> Exercise details
Carry none of the pictures over; set down the material below exactly.
## START Information shown
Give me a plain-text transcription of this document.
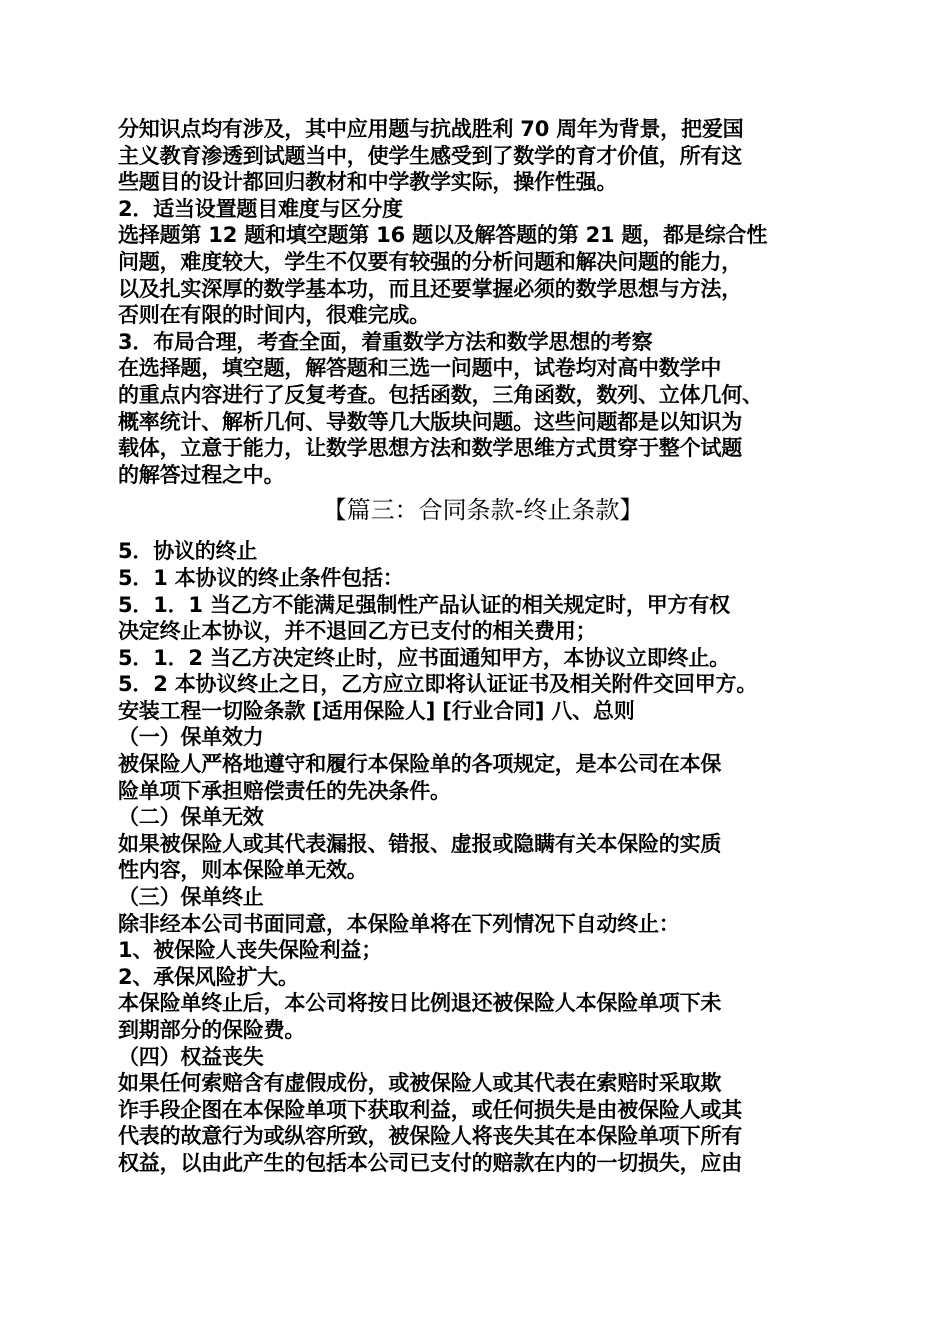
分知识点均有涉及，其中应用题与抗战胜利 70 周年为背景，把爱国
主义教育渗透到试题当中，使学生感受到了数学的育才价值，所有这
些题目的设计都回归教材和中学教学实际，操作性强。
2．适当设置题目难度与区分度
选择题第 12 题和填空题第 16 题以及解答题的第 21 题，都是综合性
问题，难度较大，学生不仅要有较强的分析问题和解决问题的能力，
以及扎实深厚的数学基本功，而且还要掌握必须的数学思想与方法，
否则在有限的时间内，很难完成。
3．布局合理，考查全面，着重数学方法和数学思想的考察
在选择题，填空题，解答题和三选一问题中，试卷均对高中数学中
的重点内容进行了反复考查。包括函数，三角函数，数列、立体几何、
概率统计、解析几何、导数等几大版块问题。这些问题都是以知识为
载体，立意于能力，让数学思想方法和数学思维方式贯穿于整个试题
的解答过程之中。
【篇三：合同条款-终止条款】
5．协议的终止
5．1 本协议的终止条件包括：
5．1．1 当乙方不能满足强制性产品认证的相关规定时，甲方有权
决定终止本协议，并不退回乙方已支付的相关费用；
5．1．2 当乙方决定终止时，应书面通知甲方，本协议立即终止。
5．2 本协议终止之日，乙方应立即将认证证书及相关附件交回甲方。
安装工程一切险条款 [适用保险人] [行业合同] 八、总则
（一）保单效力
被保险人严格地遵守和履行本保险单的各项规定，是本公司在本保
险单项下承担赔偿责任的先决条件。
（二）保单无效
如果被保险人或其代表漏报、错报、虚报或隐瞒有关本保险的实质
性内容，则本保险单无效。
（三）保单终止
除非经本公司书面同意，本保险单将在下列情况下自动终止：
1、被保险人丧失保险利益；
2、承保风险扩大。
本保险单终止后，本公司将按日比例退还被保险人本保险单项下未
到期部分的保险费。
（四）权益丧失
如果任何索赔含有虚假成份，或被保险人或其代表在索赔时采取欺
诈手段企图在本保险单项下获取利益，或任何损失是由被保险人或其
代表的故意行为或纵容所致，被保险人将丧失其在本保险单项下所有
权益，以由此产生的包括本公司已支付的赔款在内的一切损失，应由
## END Information shown
> Exercise answer
Give me a plain-text transcription of this document.
分知识点均有涉及，其中应用题与抗战胜利 70 周年为背景，把爱国
主义教育渗透到试题当中，使学生感受到了数学的育才价值，所有这
些题目的设计都回归教材和中学教学实际，操作性强。
2．适当设置题目难度与区分度
选择题第 12 题和填空题第 16 题以及解答题的第 21 题，都是综合性
问题，难度较大，学生不仅要有较强的分析问题和解决问题的能力，
以及扎实深厚的数学基本功，而且还要掌握必须的数学思想与方法，
否则在有限的时间内，很难完成。
3．布局合理，考查全面，着重数学方法和数学思想的考察
在选择题，填空题，解答题和三选一问题中，试卷均对高中数学中
的重点内容进行了反复考查。包括函数，三角函数，数列、立体几何、
概率统计、解析几何、导数等几大版块问题。这些问题都是以知识为
载体，立意于能力，让数学思想方法和数学思维方式贯穿于整个试题
的解答过程之中。
【篇三：合同条款-终止条款】
5．协议的终止
5．1 本协议的终止条件包括：
5．1．1 当乙方不能满足强制性产品认证的相关规定时，甲方有权
决定终止本协议，并不退回乙方已支付的相关费用；
5．1．2 当乙方决定终止时，应书面通知甲方，本协议立即终止。
5．2 本协议终止之日，乙方应立即将认证证书及相关附件交回甲方。
安装工程一切险条款 [适用保险人] [行业合同] 八、总则
（一）保单效力
被保险人严格地遵守和履行本保险单的各项规定，是本公司在本保
险单项下承担赔偿责任的先决条件。
（二）保单无效
如果被保险人或其代表漏报、错报、虚报或隐瞒有关本保险的实质
性内容，则本保险单无效。
（三）保单终止
除非经本公司书面同意，本保险单将在下列情况下自动终止：
1、被保险人丧失保险利益；
2、承保风险扩大。
本保险单终止后，本公司将按日比例退还被保险人本保险单项下未
到期部分的保险费。
（四）权益丧失
如果任何索赔含有虚假成份，或被保险人或其代表在索赔时采取欺
诈手段企图在本保险单项下获取利益，或任何损失是由被保险人或其
代表的故意行为或纵容所致，被保险人将丧失其在本保险单项下所有
权益，以由此产生的包括本公司已支付的赔款在内的一切损失，应由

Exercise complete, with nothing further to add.